> **Records excerpted from a collection**:
━━━━━━━━━━━━━━━━━━━━

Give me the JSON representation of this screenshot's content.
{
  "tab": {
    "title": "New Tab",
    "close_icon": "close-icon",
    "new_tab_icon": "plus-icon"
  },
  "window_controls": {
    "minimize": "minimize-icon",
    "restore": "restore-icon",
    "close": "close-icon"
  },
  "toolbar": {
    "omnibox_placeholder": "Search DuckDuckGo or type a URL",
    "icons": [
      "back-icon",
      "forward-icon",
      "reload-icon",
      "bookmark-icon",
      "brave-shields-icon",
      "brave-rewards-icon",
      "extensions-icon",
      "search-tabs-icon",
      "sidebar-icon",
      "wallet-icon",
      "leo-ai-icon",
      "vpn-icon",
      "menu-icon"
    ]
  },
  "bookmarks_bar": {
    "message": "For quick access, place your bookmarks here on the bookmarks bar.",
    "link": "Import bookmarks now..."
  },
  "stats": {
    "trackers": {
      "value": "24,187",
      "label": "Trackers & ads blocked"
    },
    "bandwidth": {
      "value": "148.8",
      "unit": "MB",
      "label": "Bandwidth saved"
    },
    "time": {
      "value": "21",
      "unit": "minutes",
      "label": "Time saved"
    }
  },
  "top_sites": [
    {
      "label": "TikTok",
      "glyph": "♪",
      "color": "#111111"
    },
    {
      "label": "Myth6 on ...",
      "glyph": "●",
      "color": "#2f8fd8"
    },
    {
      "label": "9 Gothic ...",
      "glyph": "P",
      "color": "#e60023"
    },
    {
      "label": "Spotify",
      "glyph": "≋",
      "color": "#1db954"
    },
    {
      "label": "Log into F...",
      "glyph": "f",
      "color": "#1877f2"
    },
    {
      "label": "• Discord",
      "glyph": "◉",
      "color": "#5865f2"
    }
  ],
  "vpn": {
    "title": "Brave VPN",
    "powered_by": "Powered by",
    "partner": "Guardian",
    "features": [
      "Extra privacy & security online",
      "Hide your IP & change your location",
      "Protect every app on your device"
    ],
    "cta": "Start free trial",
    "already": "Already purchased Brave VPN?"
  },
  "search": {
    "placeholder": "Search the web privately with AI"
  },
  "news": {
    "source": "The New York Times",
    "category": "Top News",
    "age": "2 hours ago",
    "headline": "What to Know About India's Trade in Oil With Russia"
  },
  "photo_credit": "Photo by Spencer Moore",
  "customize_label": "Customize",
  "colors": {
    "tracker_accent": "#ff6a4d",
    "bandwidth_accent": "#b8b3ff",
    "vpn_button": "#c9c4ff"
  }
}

━━━━━━━━━━━━━━━━━━━━

> **AIM OF THE EXERCISE**: Extract all of the material exactly as it is written.

> **FINISHED ANSWER**:
Give me the JSON representation of this screenshot's content.
{
  "tab": {
    "title": "New Tab",
    "close_icon": "close-icon",
    "new_tab_icon": "plus-icon"
  },
  "window_controls": {
    "minimize": "minimize-icon",
    "restore": "restore-icon",
    "close": "close-icon"
  },
  "toolbar": {
    "omnibox_placeholder": "Search DuckDuckGo or type a URL",
    "icons": [
      "back-icon",
      "forward-icon",
      "reload-icon",
      "bookmark-icon",
      "brave-shields-icon",
      "brave-rewards-icon",
      "extensions-icon",
      "search-tabs-icon",
      "sidebar-icon",
      "wallet-icon",
      "leo-ai-icon",
      "vpn-icon",
      "menu-icon"
    ]
  },
  "bookmarks_bar": {
    "message": "For quick access, place your bookmarks here on the bookmarks bar.",
    "link": "Import bookmarks now..."
  },
  "stats": {
    "trackers": {
      "value": "24,187",
      "label": "Trackers & ads blocked"
    },
    "bandwidth": {
      "value": "148.8",
      "unit": "MB",
      "label": "Bandwidth saved"
    },
    "time": {
      "value": "21",
      "unit": "minutes",
      "label": "Time saved"
    }
  },
  "top_sites": [
    {
      "label": "TikTok",
      "glyph": "♪",
      "color": "#111111"
    },
    {
      "label": "Myth6 on ...",
      "glyph": "●",
      "color": "#2f8fd8"
    },
    {
      "label": "9 Gothic ...",
      "glyph": "P",
      "color": "#e60023"
    },
    {
      "label": "Spotify",
      "glyph": "≋",
      "color": "#1db954"
    },
    {
      "label": "Log into F...",
      "glyph": "f",
      "color": "#1877f2"
    },
    {
      "label": "• Discord",
      "glyph": "◉",
      "color": "#5865f2"
    }
  ],
  "vpn": {
    "title": "Brave VPN",
    "powered_by": "Powered by",
    "partner": "Guardian",
    "features": [
      "Extra privacy & security online",
      "Hide your IP & change your location",
      "Protect every app on your device"
    ],
    "cta": "Start free trial",
    "already": "Already purchased Brave VPN?"
  },
  "search": {
    "placeholder": "Search the web privately with AI"
  },
  "news": {
    "source": "The New York Times",
    "category": "Top News",
    "age": "2 hours ago",
    "headline": "What to Know About India's Trade in Oil With Russia"
  },
  "photo_credit": "Photo by Spencer Moore",
  "customize_label": "Customize",
  "colors": {
    "tracker_accent": "#ff6a4d",
    "bandwidth_accent": "#b8b3ff",
    "vpn_button": "#c9c4ff"
  }
}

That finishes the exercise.